Raw data:

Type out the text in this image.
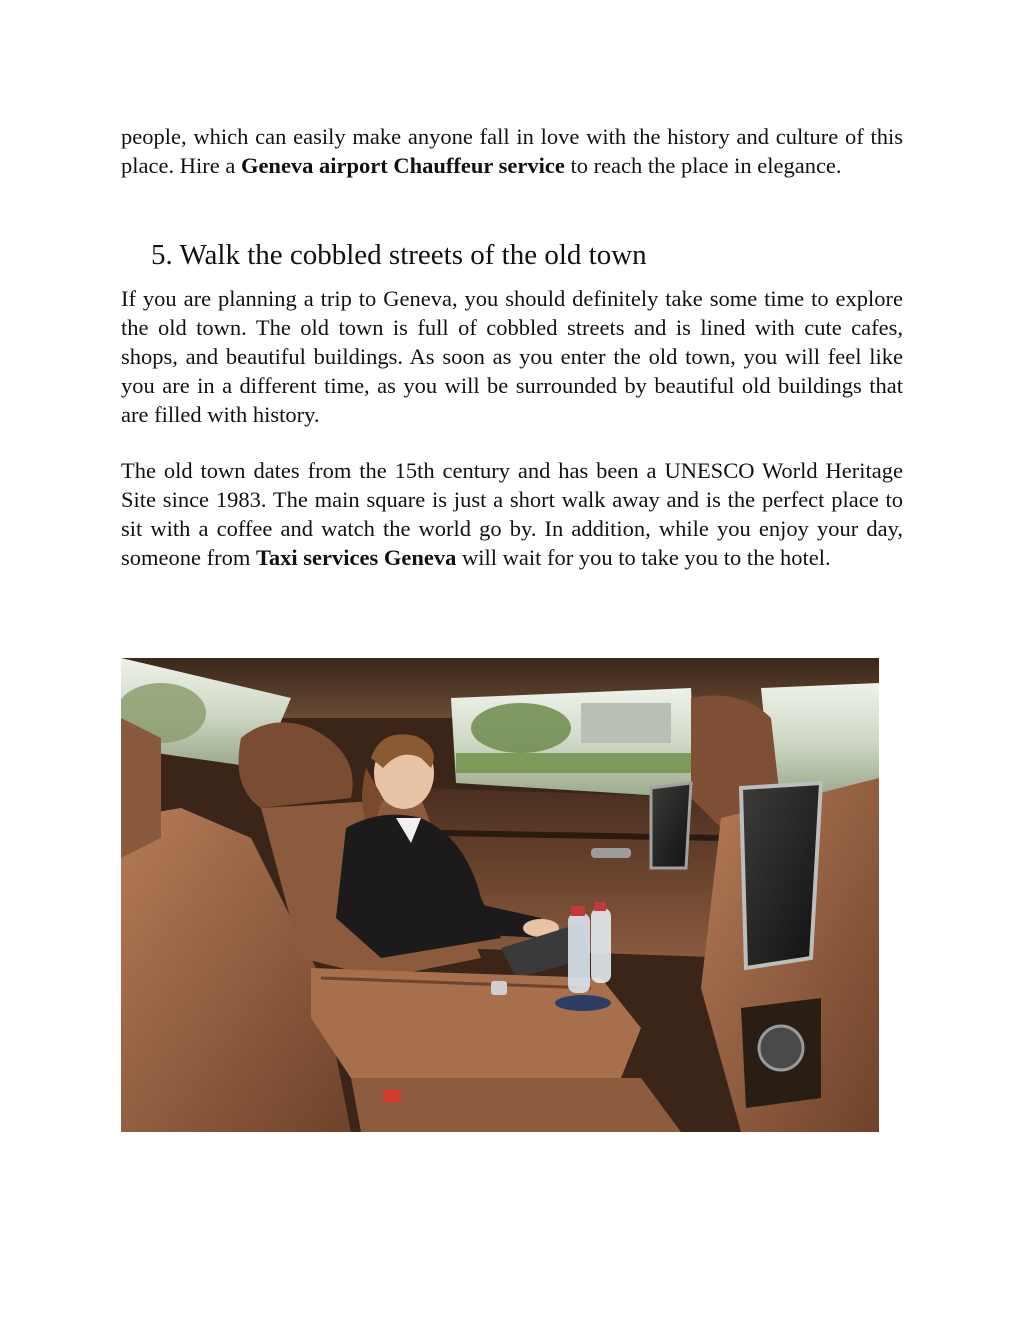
people, which can easily make anyone fall in love with the history and culture of this place. Hire a Geneva airport Chauffeur service to reach the place in elegance.

5. Walk the cobbled streets of the old town

If you are planning a trip to Geneva, you should definitely take some time to explore the old town. The old town is full of cobbled streets and is lined with cute cafes, shops, and beautiful buildings. As soon as you enter the old town, you will feel like you are in a different time, as you will be surrounded by beautiful old buildings that are filled with history.

The old town dates from the 15th century and has been a UNESCO World Heritage Site since 1983. The main square is just a short walk away and is the perfect place to sit with a coffee and watch the world go by. In addition, while you enjoy your day, someone from Taxi services Geneva will wait for you to take you to the hotel.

Task brief:
The pictures in the entries should be left out; output everything else exactly.

Task response:
Type out the text in this image.
people, which can easily make anyone fall in love with the history and culture of this place. Hire a Geneva airport Chauffeur service to reach the place in elegance.

5. Walk the cobbled streets of the old town

If you are planning a trip to Geneva, you should definitely take some time to explore the old town. The old town is full of cobbled streets and is lined with cute cafes, shops, and beautiful buildings. As soon as you enter the old town, you will feel like you are in a different time, as you will be surrounded by beautiful old buildings that are filled with history.

The old town dates from the 15th century and has been a UNESCO World Heritage Site since 1983. The main square is just a short walk away and is the perfect place to sit with a coffee and watch the world go by. In addition, while you enjoy your day, someone from Taxi services Geneva will wait for you to take you to the hotel.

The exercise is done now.